EXERCISE PROMPT:
Answer these questions from the text on Flickr frequency below.
(a) With which three kinds of variables did the study first analyze the relationships of Flickr frequency?
(b) What bias did the study want to evaluate on the affective side?
(c) In the second step, what did the study test whether the Flickr frequency measure predicts?

To summarize, we expect Flickr frequency to be a word frequency measure with a hybrid status, lying at the intersection of language and visual experience and with specific biases induced by being based on image-focused social media. To better understand which latent constructs Flickr frequency is tapping into, in the present study we first analyzed its relationships with other linguistic, perceptual, and affective variables. On the linguistic side, we expected to find Flickr frequency to correlate with other measures accounting for the linguistic experience with words. On the perceptual side, we expected Flickr frequency to be related to variables measuring perceptual properties of word-referents – specifically those more informative of visual properties. On the affective side, we were interested in evaluating to what extent Flickr frequency might exhibit a positive valence bias. In a second step, we then tested whether Flickr frequency norms explain additional behavioral variance in experimental tasks, beyond what is captured by previously published norms on both perceptual and linguistic experience with the word stimulus. Following the established practice in the field, we tested whether the Flickr frequency measure predicts word processing time – as measured in various large-scale behavioral datasets – over and above existing linguistic, sensorimotor, and affective measures.

(Region boundary data)
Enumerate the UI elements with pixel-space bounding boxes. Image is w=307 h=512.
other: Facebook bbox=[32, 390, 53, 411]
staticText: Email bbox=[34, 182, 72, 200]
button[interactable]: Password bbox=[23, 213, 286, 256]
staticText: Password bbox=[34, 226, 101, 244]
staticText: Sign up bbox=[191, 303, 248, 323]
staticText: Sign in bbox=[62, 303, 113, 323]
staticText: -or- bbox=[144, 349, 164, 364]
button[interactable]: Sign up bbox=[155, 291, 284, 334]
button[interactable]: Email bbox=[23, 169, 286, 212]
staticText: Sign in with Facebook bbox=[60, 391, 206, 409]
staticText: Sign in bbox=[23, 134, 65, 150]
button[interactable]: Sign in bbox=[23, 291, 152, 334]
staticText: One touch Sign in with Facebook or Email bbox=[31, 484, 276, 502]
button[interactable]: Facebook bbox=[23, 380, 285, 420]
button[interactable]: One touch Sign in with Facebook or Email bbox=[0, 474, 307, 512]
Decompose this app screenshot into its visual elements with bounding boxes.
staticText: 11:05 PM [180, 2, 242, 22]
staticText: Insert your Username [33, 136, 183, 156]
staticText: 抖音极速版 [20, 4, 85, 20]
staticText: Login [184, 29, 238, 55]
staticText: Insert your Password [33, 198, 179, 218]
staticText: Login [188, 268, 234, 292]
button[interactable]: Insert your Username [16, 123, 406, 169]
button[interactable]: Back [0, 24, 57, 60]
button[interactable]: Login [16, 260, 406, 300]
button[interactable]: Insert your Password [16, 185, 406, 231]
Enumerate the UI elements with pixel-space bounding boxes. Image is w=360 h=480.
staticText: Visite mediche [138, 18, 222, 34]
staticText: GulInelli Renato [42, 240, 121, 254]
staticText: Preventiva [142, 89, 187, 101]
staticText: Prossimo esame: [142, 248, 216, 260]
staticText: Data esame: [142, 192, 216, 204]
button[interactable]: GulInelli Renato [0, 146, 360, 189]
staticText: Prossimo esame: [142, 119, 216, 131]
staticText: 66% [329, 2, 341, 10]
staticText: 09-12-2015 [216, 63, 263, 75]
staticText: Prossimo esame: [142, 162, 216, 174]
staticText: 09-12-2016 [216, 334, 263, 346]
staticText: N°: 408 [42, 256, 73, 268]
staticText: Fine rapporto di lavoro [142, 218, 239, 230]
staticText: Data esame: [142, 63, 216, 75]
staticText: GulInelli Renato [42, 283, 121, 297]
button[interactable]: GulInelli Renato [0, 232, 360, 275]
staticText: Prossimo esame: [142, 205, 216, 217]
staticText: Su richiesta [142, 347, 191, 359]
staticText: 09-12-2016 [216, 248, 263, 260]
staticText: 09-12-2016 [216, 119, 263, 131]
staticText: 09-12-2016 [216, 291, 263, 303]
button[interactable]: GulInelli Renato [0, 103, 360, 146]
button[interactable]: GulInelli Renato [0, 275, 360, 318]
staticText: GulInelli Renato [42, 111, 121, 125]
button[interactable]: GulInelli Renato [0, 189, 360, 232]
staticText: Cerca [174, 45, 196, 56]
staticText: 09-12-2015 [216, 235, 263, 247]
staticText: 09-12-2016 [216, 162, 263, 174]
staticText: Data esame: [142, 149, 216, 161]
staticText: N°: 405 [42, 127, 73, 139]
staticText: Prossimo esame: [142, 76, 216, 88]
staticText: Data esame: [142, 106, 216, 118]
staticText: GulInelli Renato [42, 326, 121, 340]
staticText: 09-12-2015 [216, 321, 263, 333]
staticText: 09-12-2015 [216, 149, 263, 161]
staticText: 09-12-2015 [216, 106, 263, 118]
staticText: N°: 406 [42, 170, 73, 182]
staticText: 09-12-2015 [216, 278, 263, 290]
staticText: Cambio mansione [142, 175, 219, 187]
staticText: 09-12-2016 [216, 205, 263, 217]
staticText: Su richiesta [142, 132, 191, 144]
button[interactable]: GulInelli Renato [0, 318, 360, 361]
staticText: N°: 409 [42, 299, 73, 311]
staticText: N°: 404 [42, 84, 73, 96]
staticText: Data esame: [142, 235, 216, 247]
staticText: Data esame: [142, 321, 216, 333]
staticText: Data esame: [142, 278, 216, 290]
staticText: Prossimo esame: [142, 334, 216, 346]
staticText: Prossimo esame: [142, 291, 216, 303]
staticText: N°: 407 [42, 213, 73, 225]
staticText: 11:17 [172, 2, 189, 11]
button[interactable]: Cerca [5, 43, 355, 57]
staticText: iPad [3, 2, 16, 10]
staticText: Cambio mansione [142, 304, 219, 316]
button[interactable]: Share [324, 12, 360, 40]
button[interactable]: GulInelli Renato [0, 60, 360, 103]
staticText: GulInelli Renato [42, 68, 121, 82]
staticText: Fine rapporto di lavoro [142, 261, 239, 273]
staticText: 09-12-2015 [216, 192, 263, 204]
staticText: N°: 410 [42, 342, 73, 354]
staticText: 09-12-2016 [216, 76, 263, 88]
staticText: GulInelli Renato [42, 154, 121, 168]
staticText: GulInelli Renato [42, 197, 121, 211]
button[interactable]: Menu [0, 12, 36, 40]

WRITTEN RESPONSE:
(a) Linguistic, perceptual, and affective variables.
(b) A positive valence bias.
(c) Word processing time, over and above existing linguistic, sensorimotor, and affective measures.